* Supplied records:
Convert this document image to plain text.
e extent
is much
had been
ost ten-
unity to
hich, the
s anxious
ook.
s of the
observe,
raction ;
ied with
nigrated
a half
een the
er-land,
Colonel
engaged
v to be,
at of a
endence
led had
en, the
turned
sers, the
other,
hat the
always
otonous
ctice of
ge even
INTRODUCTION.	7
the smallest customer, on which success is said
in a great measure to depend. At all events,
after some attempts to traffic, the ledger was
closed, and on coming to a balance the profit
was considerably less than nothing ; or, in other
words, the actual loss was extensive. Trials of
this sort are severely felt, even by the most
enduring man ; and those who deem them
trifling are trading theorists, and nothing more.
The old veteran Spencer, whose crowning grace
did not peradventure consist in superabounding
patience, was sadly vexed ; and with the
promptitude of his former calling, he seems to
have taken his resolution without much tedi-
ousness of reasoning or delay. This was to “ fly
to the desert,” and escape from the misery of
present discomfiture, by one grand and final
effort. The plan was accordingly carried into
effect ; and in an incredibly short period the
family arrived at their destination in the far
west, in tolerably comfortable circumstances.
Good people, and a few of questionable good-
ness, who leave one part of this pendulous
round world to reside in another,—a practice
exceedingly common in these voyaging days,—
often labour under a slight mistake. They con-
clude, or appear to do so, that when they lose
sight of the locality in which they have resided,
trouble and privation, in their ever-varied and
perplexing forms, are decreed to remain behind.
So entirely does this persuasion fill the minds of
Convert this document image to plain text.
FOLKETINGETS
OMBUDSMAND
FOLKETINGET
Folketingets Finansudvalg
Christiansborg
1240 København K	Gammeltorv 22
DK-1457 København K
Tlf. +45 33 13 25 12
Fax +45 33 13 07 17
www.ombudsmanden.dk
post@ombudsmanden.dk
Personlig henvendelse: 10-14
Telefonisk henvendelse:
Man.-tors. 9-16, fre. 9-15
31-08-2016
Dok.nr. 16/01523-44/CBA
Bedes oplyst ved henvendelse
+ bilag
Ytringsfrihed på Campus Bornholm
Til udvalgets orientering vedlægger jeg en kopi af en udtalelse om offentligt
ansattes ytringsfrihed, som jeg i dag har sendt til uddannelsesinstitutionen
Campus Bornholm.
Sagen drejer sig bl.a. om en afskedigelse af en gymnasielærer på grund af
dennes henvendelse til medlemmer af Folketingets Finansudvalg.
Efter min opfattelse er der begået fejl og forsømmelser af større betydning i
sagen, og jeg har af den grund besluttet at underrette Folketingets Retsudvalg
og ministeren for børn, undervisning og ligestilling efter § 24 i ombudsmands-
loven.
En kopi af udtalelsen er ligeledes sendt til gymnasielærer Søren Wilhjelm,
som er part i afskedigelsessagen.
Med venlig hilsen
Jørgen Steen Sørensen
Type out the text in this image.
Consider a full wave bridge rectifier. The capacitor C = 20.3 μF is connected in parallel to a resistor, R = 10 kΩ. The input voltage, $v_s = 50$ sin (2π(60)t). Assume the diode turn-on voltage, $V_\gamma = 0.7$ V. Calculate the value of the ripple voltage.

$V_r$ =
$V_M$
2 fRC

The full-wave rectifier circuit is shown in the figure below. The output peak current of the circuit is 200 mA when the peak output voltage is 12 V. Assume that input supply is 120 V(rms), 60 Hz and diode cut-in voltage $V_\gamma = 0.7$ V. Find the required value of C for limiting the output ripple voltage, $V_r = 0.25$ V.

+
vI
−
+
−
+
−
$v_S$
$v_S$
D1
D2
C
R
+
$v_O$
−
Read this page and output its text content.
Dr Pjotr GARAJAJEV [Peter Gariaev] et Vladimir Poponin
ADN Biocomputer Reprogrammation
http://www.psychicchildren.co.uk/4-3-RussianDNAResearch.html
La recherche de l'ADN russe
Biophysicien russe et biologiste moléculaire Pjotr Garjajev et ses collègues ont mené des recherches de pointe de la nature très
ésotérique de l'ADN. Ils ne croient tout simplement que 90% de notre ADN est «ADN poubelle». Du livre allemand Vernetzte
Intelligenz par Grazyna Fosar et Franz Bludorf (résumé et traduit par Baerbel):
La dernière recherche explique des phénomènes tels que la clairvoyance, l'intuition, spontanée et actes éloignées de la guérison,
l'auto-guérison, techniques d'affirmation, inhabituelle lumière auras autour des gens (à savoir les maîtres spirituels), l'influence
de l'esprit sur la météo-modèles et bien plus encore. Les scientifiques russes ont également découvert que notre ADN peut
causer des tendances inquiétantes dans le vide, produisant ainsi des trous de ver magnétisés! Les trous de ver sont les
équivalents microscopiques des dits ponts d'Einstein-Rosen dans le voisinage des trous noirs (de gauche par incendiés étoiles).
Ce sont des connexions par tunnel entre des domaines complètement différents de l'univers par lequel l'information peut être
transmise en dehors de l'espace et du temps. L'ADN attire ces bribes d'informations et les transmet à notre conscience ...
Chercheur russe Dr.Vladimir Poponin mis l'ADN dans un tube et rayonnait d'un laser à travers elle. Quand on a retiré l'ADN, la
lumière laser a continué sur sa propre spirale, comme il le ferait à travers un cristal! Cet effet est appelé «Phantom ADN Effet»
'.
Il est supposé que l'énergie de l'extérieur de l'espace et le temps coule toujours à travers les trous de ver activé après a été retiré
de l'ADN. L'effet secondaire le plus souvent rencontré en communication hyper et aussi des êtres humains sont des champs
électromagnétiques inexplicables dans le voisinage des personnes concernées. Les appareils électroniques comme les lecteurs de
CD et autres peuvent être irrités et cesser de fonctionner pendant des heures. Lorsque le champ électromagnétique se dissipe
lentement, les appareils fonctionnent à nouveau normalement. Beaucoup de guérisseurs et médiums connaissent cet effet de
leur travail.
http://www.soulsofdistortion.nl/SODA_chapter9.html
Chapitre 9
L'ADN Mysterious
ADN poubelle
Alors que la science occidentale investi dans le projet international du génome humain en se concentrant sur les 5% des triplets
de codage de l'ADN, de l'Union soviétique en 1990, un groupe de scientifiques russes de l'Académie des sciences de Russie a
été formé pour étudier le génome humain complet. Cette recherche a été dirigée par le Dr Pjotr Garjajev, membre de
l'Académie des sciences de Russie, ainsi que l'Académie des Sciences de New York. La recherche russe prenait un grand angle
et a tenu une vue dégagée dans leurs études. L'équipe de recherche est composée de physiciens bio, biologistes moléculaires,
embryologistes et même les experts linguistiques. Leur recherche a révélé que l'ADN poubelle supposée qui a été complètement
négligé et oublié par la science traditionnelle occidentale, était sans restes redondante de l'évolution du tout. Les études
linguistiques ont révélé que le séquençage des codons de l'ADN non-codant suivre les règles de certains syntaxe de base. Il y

* Work required: Pull out each line of the listing that holds the string "Assume".

* Worked solution:
Consider a full wave bridge rectifier. The capacitor C = 20.3 μF is connected in parallel to a resistor, R = 10 kΩ. The input voltage, $v_s = 50$ sin (2π(60)t). Assume the diode turn-on voltage, $V_\gamma = 0.7$ V. Calculate the value of the ripple voltage.
The full-wave rectifier circuit is shown in the figure below. The output peak current of the circuit is 200 mA when the peak output voltage is 12 V. Assume that input supply is 120 V(rms), 60 Hz and diode cut-in voltage $V_\gamma = 0.7$ V. Find the required value of C for limiting the output ripple voltage, $V_r = 0.25$ V.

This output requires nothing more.